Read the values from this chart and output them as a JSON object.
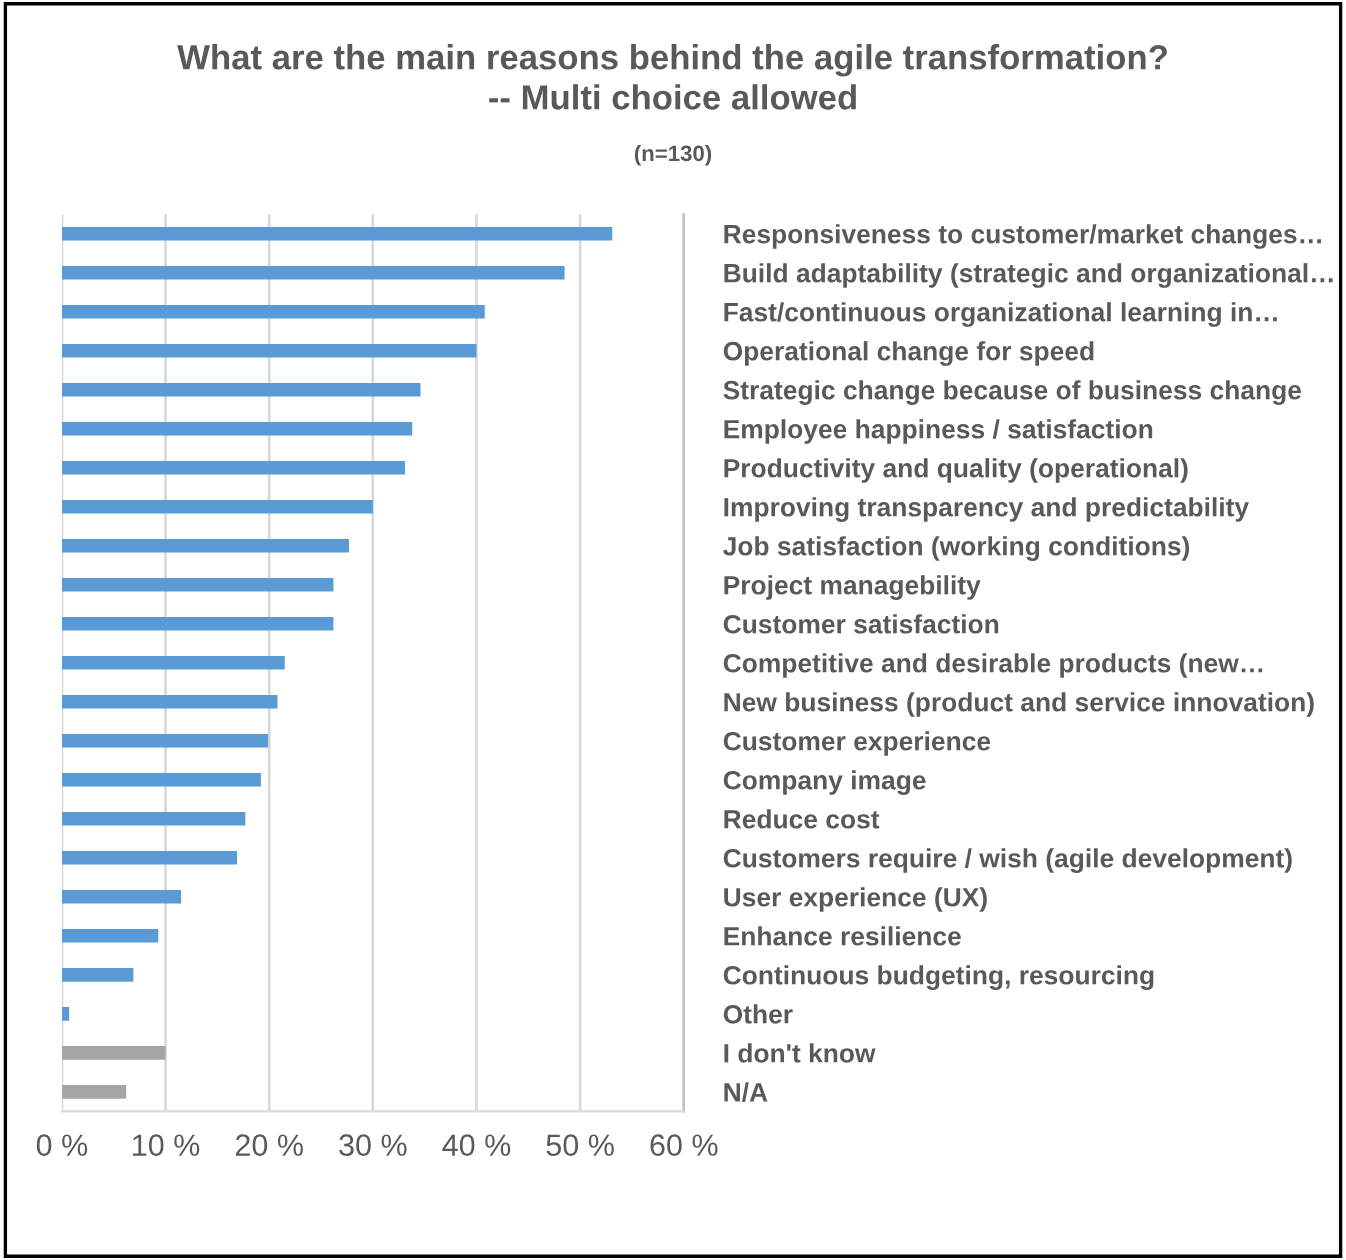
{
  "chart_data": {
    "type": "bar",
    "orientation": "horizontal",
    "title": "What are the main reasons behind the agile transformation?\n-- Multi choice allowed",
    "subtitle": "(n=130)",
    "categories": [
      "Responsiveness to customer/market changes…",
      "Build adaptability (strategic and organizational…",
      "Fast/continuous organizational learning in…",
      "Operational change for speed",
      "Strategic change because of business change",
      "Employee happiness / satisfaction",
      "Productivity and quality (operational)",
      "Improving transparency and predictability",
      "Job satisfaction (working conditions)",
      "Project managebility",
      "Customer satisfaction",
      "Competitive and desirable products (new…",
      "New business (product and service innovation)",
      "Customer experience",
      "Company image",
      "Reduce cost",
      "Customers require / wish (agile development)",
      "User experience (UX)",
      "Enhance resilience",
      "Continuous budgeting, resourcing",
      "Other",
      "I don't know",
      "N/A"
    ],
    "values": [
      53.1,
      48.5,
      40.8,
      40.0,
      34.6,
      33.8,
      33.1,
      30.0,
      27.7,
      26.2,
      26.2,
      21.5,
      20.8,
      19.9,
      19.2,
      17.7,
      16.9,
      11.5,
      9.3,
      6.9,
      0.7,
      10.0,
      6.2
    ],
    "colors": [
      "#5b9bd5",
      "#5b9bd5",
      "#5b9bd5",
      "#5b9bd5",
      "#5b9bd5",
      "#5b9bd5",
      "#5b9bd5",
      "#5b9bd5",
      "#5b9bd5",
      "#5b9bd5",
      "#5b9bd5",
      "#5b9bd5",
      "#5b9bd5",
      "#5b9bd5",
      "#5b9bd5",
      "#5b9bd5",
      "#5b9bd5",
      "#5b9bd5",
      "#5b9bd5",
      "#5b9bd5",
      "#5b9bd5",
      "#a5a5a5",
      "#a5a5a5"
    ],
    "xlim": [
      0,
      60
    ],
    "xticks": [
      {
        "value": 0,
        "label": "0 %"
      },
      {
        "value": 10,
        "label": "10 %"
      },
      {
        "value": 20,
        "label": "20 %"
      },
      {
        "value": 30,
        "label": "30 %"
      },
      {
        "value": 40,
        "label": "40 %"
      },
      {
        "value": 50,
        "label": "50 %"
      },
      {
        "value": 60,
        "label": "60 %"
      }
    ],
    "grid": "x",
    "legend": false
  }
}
--------------------------------
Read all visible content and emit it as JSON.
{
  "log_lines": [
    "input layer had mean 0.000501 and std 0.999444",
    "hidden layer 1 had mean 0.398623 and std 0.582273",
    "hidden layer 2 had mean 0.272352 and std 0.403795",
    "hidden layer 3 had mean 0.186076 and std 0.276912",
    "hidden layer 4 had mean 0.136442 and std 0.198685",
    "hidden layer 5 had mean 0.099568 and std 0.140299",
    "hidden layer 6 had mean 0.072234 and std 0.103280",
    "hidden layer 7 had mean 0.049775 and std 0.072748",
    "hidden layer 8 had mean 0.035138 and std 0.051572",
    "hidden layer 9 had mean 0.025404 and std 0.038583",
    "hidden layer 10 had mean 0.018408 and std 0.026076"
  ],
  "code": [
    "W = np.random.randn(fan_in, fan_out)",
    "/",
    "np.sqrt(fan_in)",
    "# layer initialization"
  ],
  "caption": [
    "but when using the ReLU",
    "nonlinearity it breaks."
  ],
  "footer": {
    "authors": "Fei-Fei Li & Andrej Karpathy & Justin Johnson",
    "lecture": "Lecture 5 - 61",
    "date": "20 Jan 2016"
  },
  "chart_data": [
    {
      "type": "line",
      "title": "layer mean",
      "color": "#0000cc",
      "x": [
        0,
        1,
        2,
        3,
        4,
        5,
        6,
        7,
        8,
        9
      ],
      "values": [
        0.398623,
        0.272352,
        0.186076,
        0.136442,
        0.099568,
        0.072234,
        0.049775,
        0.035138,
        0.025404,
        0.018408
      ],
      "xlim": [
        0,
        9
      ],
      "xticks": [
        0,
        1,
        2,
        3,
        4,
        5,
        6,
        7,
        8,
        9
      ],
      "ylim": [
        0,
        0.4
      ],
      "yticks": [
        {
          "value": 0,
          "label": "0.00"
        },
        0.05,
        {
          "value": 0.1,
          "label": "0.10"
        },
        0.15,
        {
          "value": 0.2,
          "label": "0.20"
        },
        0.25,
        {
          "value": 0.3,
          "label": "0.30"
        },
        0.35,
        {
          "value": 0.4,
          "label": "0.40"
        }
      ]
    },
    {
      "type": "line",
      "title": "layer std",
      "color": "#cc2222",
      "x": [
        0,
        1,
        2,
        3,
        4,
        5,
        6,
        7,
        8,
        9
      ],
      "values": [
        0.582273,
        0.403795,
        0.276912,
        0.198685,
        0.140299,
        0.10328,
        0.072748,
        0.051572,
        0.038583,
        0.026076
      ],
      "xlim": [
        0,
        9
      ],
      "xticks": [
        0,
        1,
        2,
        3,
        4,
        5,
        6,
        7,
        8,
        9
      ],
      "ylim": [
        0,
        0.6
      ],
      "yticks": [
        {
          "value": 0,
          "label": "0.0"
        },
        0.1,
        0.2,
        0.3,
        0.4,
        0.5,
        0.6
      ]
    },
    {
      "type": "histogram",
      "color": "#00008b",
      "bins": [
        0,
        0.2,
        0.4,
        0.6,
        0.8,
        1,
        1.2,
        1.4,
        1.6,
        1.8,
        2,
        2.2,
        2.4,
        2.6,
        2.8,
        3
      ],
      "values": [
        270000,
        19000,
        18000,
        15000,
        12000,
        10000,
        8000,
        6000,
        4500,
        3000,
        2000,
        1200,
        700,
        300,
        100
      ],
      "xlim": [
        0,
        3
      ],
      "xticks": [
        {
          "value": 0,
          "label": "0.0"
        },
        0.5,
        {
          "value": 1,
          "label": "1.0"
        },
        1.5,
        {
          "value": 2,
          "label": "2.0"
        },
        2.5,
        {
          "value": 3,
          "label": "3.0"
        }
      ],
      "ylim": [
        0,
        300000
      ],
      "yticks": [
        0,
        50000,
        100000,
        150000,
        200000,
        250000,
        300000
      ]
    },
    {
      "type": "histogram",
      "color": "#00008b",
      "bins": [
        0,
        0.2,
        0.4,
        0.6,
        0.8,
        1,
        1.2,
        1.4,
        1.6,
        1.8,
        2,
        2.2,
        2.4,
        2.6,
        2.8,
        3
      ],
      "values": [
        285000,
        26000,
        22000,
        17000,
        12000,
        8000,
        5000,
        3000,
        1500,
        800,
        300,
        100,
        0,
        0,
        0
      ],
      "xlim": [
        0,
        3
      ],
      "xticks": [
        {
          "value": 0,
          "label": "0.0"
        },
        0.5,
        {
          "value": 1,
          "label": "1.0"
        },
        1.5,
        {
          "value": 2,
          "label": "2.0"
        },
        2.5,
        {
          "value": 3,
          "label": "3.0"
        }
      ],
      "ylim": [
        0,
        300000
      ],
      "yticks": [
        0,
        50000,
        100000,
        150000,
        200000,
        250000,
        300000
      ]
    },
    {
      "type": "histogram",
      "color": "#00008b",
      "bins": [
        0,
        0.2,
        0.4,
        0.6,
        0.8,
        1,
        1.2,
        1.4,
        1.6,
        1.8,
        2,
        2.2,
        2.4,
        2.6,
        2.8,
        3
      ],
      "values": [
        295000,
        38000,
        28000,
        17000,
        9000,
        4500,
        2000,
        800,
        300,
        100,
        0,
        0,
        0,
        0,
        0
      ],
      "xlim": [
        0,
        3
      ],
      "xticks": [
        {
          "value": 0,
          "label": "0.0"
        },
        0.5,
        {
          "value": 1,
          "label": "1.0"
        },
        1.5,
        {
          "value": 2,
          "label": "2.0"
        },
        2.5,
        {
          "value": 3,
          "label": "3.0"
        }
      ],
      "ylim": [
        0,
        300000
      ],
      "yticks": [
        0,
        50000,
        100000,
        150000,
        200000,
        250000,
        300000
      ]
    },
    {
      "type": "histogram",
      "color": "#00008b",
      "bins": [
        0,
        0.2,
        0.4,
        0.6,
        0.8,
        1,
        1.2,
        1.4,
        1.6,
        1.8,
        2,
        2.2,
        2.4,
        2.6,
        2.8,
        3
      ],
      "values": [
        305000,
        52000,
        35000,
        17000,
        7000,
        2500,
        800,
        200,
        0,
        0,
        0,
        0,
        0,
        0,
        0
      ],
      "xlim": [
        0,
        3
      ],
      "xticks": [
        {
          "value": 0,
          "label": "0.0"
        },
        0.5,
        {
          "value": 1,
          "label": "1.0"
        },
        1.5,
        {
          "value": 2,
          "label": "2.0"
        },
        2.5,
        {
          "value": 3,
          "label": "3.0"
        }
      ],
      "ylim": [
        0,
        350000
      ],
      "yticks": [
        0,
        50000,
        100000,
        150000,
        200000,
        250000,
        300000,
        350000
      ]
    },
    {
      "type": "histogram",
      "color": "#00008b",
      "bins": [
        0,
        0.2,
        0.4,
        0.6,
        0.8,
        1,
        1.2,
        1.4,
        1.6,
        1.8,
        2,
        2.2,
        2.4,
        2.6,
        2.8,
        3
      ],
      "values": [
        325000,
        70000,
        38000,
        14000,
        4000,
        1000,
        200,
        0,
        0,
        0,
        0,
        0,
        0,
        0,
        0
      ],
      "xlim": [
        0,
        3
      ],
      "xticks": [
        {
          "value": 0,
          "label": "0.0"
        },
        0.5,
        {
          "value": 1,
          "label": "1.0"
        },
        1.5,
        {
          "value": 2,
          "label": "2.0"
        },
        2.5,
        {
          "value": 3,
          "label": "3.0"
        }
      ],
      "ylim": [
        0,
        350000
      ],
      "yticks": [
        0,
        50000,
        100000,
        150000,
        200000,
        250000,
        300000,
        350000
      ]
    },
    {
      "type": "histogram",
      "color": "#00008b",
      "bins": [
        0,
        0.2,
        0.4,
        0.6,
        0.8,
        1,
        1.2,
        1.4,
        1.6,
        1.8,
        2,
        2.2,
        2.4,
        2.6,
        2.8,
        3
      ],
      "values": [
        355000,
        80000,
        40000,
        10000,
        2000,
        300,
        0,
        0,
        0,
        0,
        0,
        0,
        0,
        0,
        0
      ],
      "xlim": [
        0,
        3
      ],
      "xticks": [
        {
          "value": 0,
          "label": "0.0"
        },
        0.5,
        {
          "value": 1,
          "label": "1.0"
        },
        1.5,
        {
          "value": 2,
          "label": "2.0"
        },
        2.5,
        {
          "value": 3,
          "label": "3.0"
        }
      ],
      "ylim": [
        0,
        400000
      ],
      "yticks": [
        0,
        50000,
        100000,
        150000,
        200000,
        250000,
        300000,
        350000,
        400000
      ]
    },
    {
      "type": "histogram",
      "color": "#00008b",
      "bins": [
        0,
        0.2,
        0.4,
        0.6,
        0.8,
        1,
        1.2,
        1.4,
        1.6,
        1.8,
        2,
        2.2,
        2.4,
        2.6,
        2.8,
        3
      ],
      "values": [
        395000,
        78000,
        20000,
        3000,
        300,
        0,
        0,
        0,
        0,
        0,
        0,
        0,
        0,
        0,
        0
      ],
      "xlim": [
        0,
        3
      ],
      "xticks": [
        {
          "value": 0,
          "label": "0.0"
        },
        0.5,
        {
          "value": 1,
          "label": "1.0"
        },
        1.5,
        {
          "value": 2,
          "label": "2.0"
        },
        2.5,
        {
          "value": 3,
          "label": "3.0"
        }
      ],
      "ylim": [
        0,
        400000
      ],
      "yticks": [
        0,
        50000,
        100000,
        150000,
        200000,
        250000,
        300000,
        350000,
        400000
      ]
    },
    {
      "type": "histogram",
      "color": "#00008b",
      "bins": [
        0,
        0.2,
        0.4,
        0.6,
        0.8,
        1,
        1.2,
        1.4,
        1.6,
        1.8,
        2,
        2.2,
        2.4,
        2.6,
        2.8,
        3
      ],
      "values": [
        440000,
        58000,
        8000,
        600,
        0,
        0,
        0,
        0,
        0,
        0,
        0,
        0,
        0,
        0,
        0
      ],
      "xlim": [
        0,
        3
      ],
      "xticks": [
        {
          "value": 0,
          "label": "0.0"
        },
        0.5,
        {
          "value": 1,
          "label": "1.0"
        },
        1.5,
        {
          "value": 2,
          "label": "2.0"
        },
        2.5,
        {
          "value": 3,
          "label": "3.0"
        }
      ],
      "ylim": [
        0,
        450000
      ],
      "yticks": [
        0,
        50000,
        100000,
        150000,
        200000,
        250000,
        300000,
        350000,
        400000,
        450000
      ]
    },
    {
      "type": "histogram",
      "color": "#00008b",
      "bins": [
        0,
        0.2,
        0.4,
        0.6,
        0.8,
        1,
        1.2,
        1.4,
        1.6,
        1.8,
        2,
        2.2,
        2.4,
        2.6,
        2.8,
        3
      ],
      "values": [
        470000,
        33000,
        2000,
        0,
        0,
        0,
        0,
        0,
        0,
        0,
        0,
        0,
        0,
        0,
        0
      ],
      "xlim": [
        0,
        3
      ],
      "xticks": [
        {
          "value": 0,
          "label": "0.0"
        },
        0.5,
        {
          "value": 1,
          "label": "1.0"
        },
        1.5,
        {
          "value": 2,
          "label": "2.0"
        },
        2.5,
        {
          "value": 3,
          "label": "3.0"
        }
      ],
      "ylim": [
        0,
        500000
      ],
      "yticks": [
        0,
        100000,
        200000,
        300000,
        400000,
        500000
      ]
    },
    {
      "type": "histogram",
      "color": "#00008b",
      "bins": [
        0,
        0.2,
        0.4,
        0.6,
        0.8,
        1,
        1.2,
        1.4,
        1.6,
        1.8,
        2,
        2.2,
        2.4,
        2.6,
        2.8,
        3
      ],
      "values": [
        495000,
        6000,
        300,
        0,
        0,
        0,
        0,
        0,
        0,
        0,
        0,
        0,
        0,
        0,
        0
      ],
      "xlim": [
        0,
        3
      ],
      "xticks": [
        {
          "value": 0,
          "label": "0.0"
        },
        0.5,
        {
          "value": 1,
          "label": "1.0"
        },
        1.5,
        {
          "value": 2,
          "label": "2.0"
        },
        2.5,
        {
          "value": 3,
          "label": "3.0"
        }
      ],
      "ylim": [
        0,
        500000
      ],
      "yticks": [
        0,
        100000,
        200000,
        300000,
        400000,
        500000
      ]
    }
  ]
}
--------------------------------
Which lines include the word "organizational"? List them all.

- _Correct result_:
      "Build adaptability (strategic and organizational…",
      "Fast/continuous organizational learning in…",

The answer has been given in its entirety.